What to produce: Repeat the whole of the data, keeping every detail the same.

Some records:
+--

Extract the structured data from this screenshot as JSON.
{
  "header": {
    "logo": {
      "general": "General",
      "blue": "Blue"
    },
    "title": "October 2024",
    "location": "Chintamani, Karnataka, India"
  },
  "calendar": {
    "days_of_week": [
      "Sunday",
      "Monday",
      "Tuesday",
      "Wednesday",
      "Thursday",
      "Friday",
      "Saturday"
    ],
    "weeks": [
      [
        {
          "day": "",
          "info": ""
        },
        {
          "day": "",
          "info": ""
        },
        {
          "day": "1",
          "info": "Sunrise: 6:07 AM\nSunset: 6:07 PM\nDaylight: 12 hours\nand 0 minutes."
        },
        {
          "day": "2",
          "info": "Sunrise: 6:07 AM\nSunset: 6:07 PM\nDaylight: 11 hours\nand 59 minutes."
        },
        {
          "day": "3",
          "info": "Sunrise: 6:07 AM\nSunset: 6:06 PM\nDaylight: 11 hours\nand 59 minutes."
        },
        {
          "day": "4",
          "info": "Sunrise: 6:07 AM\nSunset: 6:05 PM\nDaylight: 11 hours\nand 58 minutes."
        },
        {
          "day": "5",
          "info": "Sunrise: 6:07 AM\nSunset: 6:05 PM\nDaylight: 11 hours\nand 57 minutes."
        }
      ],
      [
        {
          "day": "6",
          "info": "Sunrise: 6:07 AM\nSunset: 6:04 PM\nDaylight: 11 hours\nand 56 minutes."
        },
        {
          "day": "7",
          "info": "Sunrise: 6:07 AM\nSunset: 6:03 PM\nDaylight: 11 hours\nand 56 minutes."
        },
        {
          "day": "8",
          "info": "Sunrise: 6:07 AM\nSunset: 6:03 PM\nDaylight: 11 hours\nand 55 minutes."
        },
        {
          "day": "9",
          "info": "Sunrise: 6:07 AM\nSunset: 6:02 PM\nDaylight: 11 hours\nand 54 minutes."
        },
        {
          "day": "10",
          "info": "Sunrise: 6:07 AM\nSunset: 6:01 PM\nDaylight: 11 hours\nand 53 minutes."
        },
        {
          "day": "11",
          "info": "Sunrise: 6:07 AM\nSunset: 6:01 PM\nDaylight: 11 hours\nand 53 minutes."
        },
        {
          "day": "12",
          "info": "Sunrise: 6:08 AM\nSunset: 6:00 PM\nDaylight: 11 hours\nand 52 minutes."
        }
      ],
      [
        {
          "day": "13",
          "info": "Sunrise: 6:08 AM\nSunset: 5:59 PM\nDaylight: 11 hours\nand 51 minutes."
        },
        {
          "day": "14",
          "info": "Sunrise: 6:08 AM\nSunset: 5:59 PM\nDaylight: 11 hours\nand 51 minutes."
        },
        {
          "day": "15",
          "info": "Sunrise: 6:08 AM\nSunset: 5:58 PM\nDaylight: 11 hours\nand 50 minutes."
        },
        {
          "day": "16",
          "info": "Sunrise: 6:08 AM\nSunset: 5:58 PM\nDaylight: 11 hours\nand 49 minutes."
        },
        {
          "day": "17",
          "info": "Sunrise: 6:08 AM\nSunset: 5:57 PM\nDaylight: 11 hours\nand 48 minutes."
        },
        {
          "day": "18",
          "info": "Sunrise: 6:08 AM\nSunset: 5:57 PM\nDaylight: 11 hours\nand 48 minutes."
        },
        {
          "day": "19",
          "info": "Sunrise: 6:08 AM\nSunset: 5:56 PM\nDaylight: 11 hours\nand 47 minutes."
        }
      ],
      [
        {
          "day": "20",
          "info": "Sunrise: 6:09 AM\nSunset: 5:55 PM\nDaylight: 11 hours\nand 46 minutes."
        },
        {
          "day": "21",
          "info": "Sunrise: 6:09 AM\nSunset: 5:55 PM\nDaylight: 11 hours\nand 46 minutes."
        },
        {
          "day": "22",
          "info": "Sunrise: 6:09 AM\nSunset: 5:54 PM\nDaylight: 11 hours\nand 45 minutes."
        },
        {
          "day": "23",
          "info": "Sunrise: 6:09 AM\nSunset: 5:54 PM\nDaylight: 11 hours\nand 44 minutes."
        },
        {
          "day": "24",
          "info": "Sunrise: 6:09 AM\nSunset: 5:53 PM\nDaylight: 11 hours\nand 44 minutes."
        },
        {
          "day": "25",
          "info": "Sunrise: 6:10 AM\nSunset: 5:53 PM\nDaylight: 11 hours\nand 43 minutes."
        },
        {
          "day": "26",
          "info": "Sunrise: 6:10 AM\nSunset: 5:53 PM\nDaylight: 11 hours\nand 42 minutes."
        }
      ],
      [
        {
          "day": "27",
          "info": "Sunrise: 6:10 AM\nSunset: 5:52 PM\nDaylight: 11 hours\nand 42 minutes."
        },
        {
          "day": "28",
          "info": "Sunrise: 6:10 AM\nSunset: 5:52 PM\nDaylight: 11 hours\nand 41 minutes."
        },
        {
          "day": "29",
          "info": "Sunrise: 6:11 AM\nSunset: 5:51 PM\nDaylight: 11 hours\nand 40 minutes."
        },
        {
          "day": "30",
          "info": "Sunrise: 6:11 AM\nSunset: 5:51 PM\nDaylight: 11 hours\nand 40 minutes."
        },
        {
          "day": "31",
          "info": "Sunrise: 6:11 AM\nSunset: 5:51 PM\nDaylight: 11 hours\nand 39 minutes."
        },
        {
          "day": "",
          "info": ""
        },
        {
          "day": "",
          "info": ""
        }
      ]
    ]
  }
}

+--

Response for this exercise:
Extract the structured data from this screenshot as JSON.
{
  "header": {
    "logo": {
      "general": "General",
      "blue": "Blue"
    },
    "title": "October 2024",
    "location": "Chintamani, Karnataka, India"
  },
  "calendar": {
    "days_of_week": [
      "Sunday",
      "Monday",
      "Tuesday",
      "Wednesday",
      "Thursday",
      "Friday",
      "Saturday"
    ],
    "weeks": [
      [
        {
          "day": "",
          "info": ""
        },
        {
          "day": "",
          "info": ""
        },
        {
          "day": "1",
          "info": "Sunrise: 6:07 AM\nSunset: 6:07 PM\nDaylight: 12 hours\nand 0 minutes."
        },
        {
          "day": "2",
          "info": "Sunrise: 6:07 AM\nSunset: 6:07 PM\nDaylight: 11 hours\nand 59 minutes."
        },
        {
          "day": "3",
          "info": "Sunrise: 6:07 AM\nSunset: 6:06 PM\nDaylight: 11 hours\nand 59 minutes."
        },
        {
          "day": "4",
          "info": "Sunrise: 6:07 AM\nSunset: 6:05 PM\nDaylight: 11 hours\nand 58 minutes."
        },
        {
          "day": "5",
          "info": "Sunrise: 6:07 AM\nSunset: 6:05 PM\nDaylight: 11 hours\nand 57 minutes."
        }
      ],
      [
        {
          "day": "6",
          "info": "Sunrise: 6:07 AM\nSunset: 6:04 PM\nDaylight: 11 hours\nand 56 minutes."
        },
        {
          "day": "7",
          "info": "Sunrise: 6:07 AM\nSunset: 6:03 PM\nDaylight: 11 hours\nand 56 minutes."
        },
        {
          "day": "8",
          "info": "Sunrise: 6:07 AM\nSunset: 6:03 PM\nDaylight: 11 hours\nand 55 minutes."
        },
        {
          "day": "9",
          "info": "Sunrise: 6:07 AM\nSunset: 6:02 PM\nDaylight: 11 hours\nand 54 minutes."
        },
        {
          "day": "10",
          "info": "Sunrise: 6:07 AM\nSunset: 6:01 PM\nDaylight: 11 hours\nand 53 minutes."
        },
        {
          "day": "11",
          "info": "Sunrise: 6:07 AM\nSunset: 6:01 PM\nDaylight: 11 hours\nand 53 minutes."
        },
        {
          "day": "12",
          "info": "Sunrise: 6:08 AM\nSunset: 6:00 PM\nDaylight: 11 hours\nand 52 minutes."
        }
      ],
      [
        {
          "day": "13",
          "info": "Sunrise: 6:08 AM\nSunset: 5:59 PM\nDaylight: 11 hours\nand 51 minutes."
        },
        {
          "day": "14",
          "info": "Sunrise: 6:08 AM\nSunset: 5:59 PM\nDaylight: 11 hours\nand 51 minutes."
        },
        {
          "day": "15",
          "info": "Sunrise: 6:08 AM\nSunset: 5:58 PM\nDaylight: 11 hours\nand 50 minutes."
        },
        {
          "day": "16",
          "info": "Sunrise: 6:08 AM\nSunset: 5:58 PM\nDaylight: 11 hours\nand 49 minutes."
        },
        {
          "day": "17",
          "info": "Sunrise: 6:08 AM\nSunset: 5:57 PM\nDaylight: 11 hours\nand 48 minutes."
        },
        {
          "day": "18",
          "info": "Sunrise: 6:08 AM\nSunset: 5:57 PM\nDaylight: 11 hours\nand 48 minutes."
        },
        {
          "day": "19",
          "info": "Sunrise: 6:08 AM\nSunset: 5:56 PM\nDaylight: 11 hours\nand 47 minutes."
        }
      ],
      [
        {
          "day": "20",
          "info": "Sunrise: 6:09 AM\nSunset: 5:55 PM\nDaylight: 11 hours\nand 46 minutes."
        },
        {
          "day": "21",
          "info": "Sunrise: 6:09 AM\nSunset: 5:55 PM\nDaylight: 11 hours\nand 46 minutes."
        },
        {
          "day": "22",
          "info": "Sunrise: 6:09 AM\nSunset: 5:54 PM\nDaylight: 11 hours\nand 45 minutes."
        },
        {
          "day": "23",
          "info": "Sunrise: 6:09 AM\nSunset: 5:54 PM\nDaylight: 11 hours\nand 44 minutes."
        },
        {
          "day": "24",
          "info": "Sunrise: 6:09 AM\nSunset: 5:53 PM\nDaylight: 11 hours\nand 44 minutes."
        },
        {
          "day": "25",
          "info": "Sunrise: 6:10 AM\nSunset: 5:53 PM\nDaylight: 11 hours\nand 43 minutes."
        },
        {
          "day": "26",
          "info": "Sunrise: 6:10 AM\nSunset: 5:53 PM\nDaylight: 11 hours\nand 42 minutes."
        }
      ],
      [
        {
          "day": "27",
          "info": "Sunrise: 6:10 AM\nSunset: 5:52 PM\nDaylight: 11 hours\nand 42 minutes."
        },
        {
          "day": "28",
          "info": "Sunrise: 6:10 AM\nSunset: 5:52 PM\nDaylight: 11 hours\nand 41 minutes."
        },
        {
          "day": "29",
          "info": "Sunrise: 6:11 AM\nSunset: 5:51 PM\nDaylight: 11 hours\nand 40 minutes."
        },
        {
          "day": "30",
          "info": "Sunrise: 6:11 AM\nSunset: 5:51 PM\nDaylight: 11 hours\nand 40 minutes."
        },
        {
          "day": "31",
          "info": "Sunrise: 6:11 AM\nSunset: 5:51 PM\nDaylight: 11 hours\nand 39 minutes."
        },
        {
          "day": "",
          "info": ""
        },
        {
          "day": "",
          "info": ""
        }
      ]
    ]
  }
}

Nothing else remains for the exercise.